Give the records back in full, exactly as they read.

# # #

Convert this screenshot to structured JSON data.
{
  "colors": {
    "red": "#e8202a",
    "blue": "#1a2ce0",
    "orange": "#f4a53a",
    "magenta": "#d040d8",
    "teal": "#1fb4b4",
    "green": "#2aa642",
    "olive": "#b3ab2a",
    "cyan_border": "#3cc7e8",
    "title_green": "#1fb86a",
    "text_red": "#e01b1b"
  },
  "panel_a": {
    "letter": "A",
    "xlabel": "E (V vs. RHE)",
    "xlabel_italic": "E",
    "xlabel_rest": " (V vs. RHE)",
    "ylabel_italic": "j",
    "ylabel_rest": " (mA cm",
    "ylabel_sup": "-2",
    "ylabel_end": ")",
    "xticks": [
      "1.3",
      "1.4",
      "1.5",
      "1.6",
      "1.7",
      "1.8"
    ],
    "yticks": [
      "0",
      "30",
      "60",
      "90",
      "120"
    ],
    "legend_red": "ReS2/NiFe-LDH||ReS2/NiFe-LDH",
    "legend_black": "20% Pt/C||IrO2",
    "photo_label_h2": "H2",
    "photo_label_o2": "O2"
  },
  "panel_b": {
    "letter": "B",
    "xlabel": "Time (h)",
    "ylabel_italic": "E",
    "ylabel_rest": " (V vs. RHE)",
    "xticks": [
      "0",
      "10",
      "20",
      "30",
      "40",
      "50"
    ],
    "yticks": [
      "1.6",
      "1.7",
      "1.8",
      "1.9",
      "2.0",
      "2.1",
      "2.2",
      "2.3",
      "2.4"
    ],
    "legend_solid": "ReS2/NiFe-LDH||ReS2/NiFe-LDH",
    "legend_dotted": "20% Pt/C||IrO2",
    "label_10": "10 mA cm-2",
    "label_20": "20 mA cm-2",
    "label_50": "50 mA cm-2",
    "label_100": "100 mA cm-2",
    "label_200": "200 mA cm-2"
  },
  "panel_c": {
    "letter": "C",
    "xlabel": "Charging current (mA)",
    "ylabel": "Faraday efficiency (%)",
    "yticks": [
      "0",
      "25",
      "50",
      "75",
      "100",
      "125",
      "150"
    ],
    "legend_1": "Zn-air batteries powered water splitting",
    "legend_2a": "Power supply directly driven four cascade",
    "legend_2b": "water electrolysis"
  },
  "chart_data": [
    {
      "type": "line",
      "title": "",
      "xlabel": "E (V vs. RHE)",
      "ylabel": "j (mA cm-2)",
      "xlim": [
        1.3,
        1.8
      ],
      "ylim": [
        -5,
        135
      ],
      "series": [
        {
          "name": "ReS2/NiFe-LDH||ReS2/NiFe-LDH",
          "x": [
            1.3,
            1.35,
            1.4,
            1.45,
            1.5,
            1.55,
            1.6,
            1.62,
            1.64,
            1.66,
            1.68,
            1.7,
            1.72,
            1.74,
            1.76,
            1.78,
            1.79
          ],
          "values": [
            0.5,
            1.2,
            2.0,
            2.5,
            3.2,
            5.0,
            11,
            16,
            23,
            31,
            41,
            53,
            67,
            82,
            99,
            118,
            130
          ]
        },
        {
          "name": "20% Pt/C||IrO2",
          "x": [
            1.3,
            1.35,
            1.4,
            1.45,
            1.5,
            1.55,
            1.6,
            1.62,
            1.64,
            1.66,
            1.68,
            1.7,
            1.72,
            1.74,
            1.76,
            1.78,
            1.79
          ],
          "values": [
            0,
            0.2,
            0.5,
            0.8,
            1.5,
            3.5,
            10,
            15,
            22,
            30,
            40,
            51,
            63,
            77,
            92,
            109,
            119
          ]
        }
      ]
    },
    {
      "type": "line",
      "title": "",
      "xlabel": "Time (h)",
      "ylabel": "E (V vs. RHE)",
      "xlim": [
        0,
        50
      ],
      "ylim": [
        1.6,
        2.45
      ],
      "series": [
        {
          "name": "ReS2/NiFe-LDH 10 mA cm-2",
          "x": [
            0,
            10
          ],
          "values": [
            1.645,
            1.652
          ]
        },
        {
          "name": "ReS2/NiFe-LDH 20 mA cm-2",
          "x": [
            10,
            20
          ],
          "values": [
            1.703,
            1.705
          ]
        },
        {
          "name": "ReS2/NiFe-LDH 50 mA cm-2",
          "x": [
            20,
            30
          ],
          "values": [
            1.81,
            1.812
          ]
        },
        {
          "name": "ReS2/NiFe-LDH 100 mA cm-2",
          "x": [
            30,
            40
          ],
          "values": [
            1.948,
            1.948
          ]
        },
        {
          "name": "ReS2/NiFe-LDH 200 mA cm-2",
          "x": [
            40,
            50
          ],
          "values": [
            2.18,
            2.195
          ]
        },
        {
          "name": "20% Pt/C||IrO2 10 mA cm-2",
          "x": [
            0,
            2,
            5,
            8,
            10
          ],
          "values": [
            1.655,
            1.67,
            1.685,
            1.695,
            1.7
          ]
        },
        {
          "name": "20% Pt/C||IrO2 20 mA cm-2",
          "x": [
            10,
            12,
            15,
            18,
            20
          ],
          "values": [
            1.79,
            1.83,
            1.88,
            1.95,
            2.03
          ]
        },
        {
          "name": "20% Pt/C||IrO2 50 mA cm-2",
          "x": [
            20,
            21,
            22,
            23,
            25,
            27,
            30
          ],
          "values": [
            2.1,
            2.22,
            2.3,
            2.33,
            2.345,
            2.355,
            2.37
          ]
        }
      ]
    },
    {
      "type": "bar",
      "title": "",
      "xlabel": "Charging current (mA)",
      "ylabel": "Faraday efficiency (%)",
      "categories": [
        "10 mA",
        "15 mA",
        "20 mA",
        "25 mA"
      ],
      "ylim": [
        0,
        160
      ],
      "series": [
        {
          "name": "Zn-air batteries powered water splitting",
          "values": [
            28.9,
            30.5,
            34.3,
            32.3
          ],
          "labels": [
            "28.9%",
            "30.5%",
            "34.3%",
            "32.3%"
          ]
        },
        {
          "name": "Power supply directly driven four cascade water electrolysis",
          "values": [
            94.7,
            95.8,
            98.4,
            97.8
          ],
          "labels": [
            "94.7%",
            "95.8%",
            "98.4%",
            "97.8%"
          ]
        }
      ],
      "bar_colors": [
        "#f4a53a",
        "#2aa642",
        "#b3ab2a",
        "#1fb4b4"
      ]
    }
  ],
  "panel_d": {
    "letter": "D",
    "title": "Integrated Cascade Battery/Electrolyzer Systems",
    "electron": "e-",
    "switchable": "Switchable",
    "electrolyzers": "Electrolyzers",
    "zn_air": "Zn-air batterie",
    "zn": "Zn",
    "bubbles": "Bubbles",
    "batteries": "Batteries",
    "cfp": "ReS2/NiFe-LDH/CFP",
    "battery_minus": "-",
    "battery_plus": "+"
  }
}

# # #

Right answer —
Convert this screenshot to structured JSON data.
{
  "colors": {
    "red": "#e8202a",
    "blue": "#1a2ce0",
    "orange": "#f4a53a",
    "magenta": "#d040d8",
    "teal": "#1fb4b4",
    "green": "#2aa642",
    "olive": "#b3ab2a",
    "cyan_border": "#3cc7e8",
    "title_green": "#1fb86a",
    "text_red": "#e01b1b"
  },
  "panel_a": {
    "letter": "A",
    "xlabel": "E (V vs. RHE)",
    "xlabel_italic": "E",
    "xlabel_rest": " (V vs. RHE)",
    "ylabel_italic": "j",
    "ylabel_rest": " (mA cm",
    "ylabel_sup": "-2",
    "ylabel_end": ")",
    "xticks": [
      "1.3",
      "1.4",
      "1.5",
      "1.6",
      "1.7",
      "1.8"
    ],
    "yticks": [
      "0",
      "30",
      "60",
      "90",
      "120"
    ],
    "legend_red": "ReS2/NiFe-LDH||ReS2/NiFe-LDH",
    "legend_black": "20% Pt/C||IrO2",
    "photo_label_h2": "H2",
    "photo_label_o2": "O2"
  },
  "panel_b": {
    "letter": "B",
    "xlabel": "Time (h)",
    "ylabel_italic": "E",
    "ylabel_rest": " (V vs. RHE)",
    "xticks": [
      "0",
      "10",
      "20",
      "30",
      "40",
      "50"
    ],
    "yticks": [
      "1.6",
      "1.7",
      "1.8",
      "1.9",
      "2.0",
      "2.1",
      "2.2",
      "2.3",
      "2.4"
    ],
    "legend_solid": "ReS2/NiFe-LDH||ReS2/NiFe-LDH",
    "legend_dotted": "20% Pt/C||IrO2",
    "label_10": "10 mA cm-2",
    "label_20": "20 mA cm-2",
    "label_50": "50 mA cm-2",
    "label_100": "100 mA cm-2",
    "label_200": "200 mA cm-2"
  },
  "panel_c": {
    "letter": "C",
    "xlabel": "Charging current (mA)",
    "ylabel": "Faraday efficiency (%)",
    "yticks": [
      "0",
      "25",
      "50",
      "75",
      "100",
      "125",
      "150"
    ],
    "legend_1": "Zn-air batteries powered water splitting",
    "legend_2a": "Power supply directly driven four cascade",
    "legend_2b": "water electrolysis"
  },
  "chart_data": [
    {
      "type": "line",
      "title": "",
      "xlabel": "E (V vs. RHE)",
      "ylabel": "j (mA cm-2)",
      "xlim": [
        1.3,
        1.8
      ],
      "ylim": [
        -5,
        135
      ],
      "series": [
        {
          "name": "ReS2/NiFe-LDH||ReS2/NiFe-LDH",
          "x": [
            1.3,
            1.35,
            1.4,
            1.45,
            1.5,
            1.55,
            1.6,
            1.62,
            1.64,
            1.66,
            1.68,
            1.7,
            1.72,
            1.74,
            1.76,
            1.78,
            1.79
          ],
          "values": [
            0.5,
            1.2,
            2.0,
            2.5,
            3.2,
            5.0,
            11,
            16,
            23,
            31,
            41,
            53,
            67,
            82,
            99,
            118,
            130
          ]
        },
        {
          "name": "20% Pt/C||IrO2",
          "x": [
            1.3,
            1.35,
            1.4,
            1.45,
            1.5,
            1.55,
            1.6,
            1.62,
            1.64,
            1.66,
            1.68,
            1.7,
            1.72,
            1.74,
            1.76,
            1.78,
            1.79
          ],
          "values": [
            0,
            0.2,
            0.5,
            0.8,
            1.5,
            3.5,
            10,
            15,
            22,
            30,
            40,
            51,
            63,
            77,
            92,
            109,
            119
          ]
        }
      ]
    },
    {
      "type": "line",
      "title": "",
      "xlabel": "Time (h)",
      "ylabel": "E (V vs. RHE)",
      "xlim": [
        0,
        50
      ],
      "ylim": [
        1.6,
        2.45
      ],
      "series": [
        {
          "name": "ReS2/NiFe-LDH 10 mA cm-2",
          "x": [
            0,
            10
          ],
          "values": [
            1.645,
            1.652
          ]
        },
        {
          "name": "ReS2/NiFe-LDH 20 mA cm-2",
          "x": [
            10,
            20
          ],
          "values": [
            1.703,
            1.705
          ]
        },
        {
          "name": "ReS2/NiFe-LDH 50 mA cm-2",
          "x": [
            20,
            30
          ],
          "values": [
            1.81,
            1.812
          ]
        },
        {
          "name": "ReS2/NiFe-LDH 100 mA cm-2",
          "x": [
            30,
            40
          ],
          "values": [
            1.948,
            1.948
          ]
        },
        {
          "name": "ReS2/NiFe-LDH 200 mA cm-2",
          "x": [
            40,
            50
          ],
          "values": [
            2.18,
            2.195
          ]
        },
        {
          "name": "20% Pt/C||IrO2 10 mA cm-2",
          "x": [
            0,
            2,
            5,
            8,
            10
          ],
          "values": [
            1.655,
            1.67,
            1.685,
            1.695,
            1.7
          ]
        },
        {
          "name": "20% Pt/C||IrO2 20 mA cm-2",
          "x": [
            10,
            12,
            15,
            18,
            20
          ],
          "values": [
            1.79,
            1.83,
            1.88,
            1.95,
            2.03
          ]
        },
        {
          "name": "20% Pt/C||IrO2 50 mA cm-2",
          "x": [
            20,
            21,
            22,
            23,
            25,
            27,
            30
          ],
          "values": [
            2.1,
            2.22,
            2.3,
            2.33,
            2.345,
            2.355,
            2.37
          ]
        }
      ]
    },
    {
      "type": "bar",
      "title": "",
      "xlabel": "Charging current (mA)",
      "ylabel": "Faraday efficiency (%)",
      "categories": [
        "10 mA",
        "15 mA",
        "20 mA",
        "25 mA"
      ],
      "ylim": [
        0,
        160
      ],
      "series": [
        {
          "name": "Zn-air batteries powered water splitting",
          "values": [
            28.9,
            30.5,
            34.3,
            32.3
          ],
          "labels": [
            "28.9%",
            "30.5%",
            "34.3%",
            "32.3%"
          ]
        },
        {
          "name": "Power supply directly driven four cascade water electrolysis",
          "values": [
            94.7,
            95.8,
            98.4,
            97.8
          ],
          "labels": [
            "94.7%",
            "95.8%",
            "98.4%",
            "97.8%"
          ]
        }
      ],
      "bar_colors": [
        "#f4a53a",
        "#2aa642",
        "#b3ab2a",
        "#1fb4b4"
      ]
    }
  ],
  "panel_d": {
    "letter": "D",
    "title": "Integrated Cascade Battery/Electrolyzer Systems",
    "electron": "e-",
    "switchable": "Switchable",
    "electrolyzers": "Electrolyzers",
    "zn_air": "Zn-air batterie",
    "zn": "Zn",
    "bubbles": "Bubbles",
    "batteries": "Batteries",
    "cfp": "ReS2/NiFe-LDH/CFP",
    "battery_minus": "-",
    "battery_plus": "+"
  }
}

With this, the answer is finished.